*** Opening TEXT UNDER STUDY ***
My point is; we need to keep people in their rightful places. Exes are exes for a reason and contact outside of what is necessary is weight-bearing to a new relationship. I’m fully mindful and encouraging a healthy contact and maintaining a friendship that is in keeping with the confines of shared children. What I find intrusive is one or both parties thinking it’s okay and acceptable to maintain daily inclusions in each other’s lives. Just because the new person hasn’t said anything, doesn’t mean they’re not cognizant of what’s going on. And if they have spoken on it and the behaviour continues without the new person knowing; or there is the impression they do not know; it has now become a lie by omission. Lies by omission are still lies and what is done in the dark can and will come to light. Again, relationships are hard enough, why make them harder by being inconsiderate?

I challenge you to evaluate yourself and your relationships and where necessary; take corrective action to honour the person you’re with and if none is needed, I then challenge you to improve on the relationship you have and be mindful of people you have or let in your lives.
*** Closing TEXT UNDER STUDY ***
*** Opening PROVIDED MATERIAL ***
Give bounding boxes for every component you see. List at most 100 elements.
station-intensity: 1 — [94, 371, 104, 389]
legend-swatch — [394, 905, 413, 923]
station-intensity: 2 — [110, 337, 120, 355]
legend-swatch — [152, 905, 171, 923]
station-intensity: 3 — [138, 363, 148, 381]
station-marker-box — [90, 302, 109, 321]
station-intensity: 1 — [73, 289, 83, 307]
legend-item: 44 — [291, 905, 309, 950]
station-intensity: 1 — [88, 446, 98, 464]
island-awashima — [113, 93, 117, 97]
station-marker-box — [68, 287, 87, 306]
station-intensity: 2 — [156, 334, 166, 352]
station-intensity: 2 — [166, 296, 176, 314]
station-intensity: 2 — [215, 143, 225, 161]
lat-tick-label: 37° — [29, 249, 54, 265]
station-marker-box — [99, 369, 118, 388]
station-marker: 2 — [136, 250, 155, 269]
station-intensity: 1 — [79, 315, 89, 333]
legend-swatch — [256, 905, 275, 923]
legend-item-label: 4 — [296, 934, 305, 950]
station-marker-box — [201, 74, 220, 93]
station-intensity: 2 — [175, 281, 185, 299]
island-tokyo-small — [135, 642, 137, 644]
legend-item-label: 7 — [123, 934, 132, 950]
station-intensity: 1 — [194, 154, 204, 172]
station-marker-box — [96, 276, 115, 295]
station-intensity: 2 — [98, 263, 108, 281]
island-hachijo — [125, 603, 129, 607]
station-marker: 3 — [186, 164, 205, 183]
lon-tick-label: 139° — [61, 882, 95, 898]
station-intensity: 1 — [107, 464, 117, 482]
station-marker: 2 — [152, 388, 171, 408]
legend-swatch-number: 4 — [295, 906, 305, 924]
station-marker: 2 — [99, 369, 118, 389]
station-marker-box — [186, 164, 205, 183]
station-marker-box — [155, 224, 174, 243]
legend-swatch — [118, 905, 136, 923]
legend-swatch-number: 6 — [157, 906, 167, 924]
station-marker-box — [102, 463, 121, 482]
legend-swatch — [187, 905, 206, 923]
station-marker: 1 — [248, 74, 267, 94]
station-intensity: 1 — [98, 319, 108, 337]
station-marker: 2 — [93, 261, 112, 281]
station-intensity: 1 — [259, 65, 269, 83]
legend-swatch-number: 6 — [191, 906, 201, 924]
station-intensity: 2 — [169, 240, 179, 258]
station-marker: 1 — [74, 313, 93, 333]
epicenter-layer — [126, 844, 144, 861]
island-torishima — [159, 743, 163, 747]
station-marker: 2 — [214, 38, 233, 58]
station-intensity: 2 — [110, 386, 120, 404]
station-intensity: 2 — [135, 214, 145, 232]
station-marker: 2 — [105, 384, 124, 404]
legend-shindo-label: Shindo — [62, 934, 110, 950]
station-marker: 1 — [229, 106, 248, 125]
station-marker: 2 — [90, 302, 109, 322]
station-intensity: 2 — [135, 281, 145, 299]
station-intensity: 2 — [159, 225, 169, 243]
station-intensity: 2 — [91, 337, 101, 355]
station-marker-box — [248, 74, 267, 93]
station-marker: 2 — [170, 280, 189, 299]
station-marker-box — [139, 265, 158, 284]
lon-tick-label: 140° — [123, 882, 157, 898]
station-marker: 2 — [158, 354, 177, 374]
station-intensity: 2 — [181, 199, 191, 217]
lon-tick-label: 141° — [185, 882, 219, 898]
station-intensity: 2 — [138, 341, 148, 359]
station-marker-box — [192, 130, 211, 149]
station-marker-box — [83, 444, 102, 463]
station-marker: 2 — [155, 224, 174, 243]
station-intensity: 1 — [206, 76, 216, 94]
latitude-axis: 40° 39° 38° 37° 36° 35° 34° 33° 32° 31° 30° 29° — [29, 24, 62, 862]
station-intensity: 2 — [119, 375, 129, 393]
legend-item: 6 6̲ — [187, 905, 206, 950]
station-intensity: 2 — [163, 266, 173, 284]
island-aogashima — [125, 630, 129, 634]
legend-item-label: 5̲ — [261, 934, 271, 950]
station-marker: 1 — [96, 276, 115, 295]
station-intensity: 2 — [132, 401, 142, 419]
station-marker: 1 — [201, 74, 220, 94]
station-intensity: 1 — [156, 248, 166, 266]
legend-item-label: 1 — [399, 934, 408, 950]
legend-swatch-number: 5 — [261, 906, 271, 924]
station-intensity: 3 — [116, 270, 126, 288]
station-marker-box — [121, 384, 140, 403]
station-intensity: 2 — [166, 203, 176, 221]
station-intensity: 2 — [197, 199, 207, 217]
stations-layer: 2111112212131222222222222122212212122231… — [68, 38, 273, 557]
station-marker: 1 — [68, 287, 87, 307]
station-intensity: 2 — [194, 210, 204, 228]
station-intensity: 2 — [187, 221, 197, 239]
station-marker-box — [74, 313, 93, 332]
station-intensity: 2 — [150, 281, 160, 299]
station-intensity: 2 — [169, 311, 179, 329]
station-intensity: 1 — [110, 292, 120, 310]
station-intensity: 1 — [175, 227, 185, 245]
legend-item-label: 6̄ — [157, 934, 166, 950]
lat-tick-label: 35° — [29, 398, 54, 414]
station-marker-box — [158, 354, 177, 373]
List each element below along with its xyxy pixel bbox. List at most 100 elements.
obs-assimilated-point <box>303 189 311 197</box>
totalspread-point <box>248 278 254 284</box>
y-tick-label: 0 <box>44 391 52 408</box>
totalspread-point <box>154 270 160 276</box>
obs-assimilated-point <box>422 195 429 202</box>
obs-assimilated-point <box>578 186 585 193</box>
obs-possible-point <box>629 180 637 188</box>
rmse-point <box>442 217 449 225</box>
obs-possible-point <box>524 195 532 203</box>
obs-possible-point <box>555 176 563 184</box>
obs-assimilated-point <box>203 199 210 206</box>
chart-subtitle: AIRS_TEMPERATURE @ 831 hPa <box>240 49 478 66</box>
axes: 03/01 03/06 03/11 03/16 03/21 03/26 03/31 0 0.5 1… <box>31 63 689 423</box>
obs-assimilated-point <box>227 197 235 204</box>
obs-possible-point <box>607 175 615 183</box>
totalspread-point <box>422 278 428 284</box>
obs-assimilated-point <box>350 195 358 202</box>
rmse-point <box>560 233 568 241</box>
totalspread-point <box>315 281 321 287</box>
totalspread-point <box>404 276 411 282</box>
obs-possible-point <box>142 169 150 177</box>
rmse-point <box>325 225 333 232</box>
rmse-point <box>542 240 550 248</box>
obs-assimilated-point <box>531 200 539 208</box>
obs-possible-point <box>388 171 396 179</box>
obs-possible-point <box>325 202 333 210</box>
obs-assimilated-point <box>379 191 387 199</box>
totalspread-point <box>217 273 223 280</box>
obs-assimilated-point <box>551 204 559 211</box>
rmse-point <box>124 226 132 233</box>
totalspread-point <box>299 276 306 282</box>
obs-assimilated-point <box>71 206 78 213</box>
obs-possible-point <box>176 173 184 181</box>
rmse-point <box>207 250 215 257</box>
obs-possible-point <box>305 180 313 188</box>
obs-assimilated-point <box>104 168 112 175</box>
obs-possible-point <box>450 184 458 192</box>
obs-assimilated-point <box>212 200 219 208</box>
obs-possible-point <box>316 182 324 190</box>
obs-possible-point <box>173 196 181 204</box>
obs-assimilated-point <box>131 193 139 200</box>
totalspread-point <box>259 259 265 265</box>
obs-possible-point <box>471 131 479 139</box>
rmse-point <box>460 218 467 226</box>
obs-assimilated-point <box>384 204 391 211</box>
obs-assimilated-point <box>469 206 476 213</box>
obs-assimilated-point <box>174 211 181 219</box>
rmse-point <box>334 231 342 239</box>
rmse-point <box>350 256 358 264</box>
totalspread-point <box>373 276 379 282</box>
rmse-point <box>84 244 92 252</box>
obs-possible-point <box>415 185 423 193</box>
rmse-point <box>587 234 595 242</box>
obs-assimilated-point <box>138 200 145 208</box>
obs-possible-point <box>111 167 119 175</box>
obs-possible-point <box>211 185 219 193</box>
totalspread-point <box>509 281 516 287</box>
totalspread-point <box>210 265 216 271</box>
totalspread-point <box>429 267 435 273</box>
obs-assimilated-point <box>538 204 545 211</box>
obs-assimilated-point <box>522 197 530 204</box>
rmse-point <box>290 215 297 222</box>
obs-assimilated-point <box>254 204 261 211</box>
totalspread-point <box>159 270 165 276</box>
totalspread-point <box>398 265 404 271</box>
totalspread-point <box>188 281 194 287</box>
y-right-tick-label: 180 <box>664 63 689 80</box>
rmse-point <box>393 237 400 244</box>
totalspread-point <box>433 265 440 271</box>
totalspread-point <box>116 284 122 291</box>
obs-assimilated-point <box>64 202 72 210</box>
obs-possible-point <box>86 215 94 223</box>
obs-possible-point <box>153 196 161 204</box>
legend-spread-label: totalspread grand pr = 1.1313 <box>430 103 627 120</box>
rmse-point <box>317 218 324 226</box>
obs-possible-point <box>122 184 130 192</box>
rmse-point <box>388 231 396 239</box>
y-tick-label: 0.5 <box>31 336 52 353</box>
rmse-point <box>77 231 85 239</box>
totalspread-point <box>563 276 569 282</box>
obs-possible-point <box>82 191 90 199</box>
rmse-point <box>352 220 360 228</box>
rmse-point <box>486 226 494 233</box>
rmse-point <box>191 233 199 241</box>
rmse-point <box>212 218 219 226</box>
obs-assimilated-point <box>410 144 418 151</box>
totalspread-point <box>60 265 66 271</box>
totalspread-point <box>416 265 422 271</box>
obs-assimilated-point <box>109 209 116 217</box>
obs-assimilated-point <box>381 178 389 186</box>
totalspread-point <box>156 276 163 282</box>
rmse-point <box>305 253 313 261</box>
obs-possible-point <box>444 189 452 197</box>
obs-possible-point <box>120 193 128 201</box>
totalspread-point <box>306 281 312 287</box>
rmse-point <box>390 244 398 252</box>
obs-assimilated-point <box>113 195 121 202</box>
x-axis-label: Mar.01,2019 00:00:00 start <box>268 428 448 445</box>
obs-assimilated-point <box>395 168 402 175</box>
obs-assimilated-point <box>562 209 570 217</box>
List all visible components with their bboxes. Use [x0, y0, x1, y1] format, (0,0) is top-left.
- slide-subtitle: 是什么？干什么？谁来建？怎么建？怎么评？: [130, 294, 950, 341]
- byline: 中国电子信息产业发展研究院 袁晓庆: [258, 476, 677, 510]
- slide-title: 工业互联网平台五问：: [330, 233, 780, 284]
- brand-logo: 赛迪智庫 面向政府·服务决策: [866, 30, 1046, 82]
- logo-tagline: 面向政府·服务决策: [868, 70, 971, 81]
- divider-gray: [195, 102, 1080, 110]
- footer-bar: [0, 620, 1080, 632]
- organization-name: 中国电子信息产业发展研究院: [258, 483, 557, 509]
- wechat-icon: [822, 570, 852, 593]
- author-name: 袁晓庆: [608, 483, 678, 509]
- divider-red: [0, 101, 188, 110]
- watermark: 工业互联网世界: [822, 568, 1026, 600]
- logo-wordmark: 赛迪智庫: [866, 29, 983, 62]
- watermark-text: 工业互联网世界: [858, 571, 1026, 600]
*** Closing PROVIDED MATERIAL ***
→ **WHAT TO WORK ON**
A: Answer these questions about the piece on exes and new relationships:
(i) What does the writer call contact with an ex beyond what is necessary, in terms of its effect on a new relationship?
(ii) What does the writer say the situation becomes if the behavior continues while the new person doesn't know, or seems not to know?
(iii) If no corrective action is needed, what does the writer challenge the reader to do?
B: Carry on the piece on exes and new relationships, starting after its final sentence.

→ **EXPECTED RESPONSES**
A:
(i) Weight-bearing to a new relationship.
(ii) A lie by omission.
(iii) To improve on the relationship they have and be mindful of the people they have or let into their lives.

B:
That is all!

6 thoughts on “Rightful places

  1. This is true.

    I think that it’s important that we have healthy respectful relationships with our children’s other parent when we’re not a couple. It’s important because they see and understand far more than we give them credit for. They need to see healthy respectful relationships and they’re equate that as the norm.

    Excellent post.

  2. Thanks Reggie. I think you missed a major point though; it being the UNNECESSARY daily play by plays that go above and beyond the children. What is your take on that?

  3. Bravo great post indeed one has to be very mindful of the term EX….previous case closed. I also limit contact with my daughter’s dad unless the matter at hand hinges on her security. Simply move on when its done be greatful for that part of your life and dont block any ray of sunshine coming back into your life…

  4. I think a lot of people should read this.

    its a tough nut this issue and can be exhausting if not handled right. A friend of mine got kinda cut up when her ex got into a new relationship and had a child. They have a young daughter who now prefers to spend more time with her dad and the new baby. Its like she felt he has moved on where she was struggling to do so, blaming him for her current state. unresolved issues of trust, some jealousy, her finding hard to meet a good guy, its complicated. now the presence of his new girlfriend and family is proving a bit of an issue in shared events. I’ve got the listening ear but not much beyond common sense to offer her in the way of advice.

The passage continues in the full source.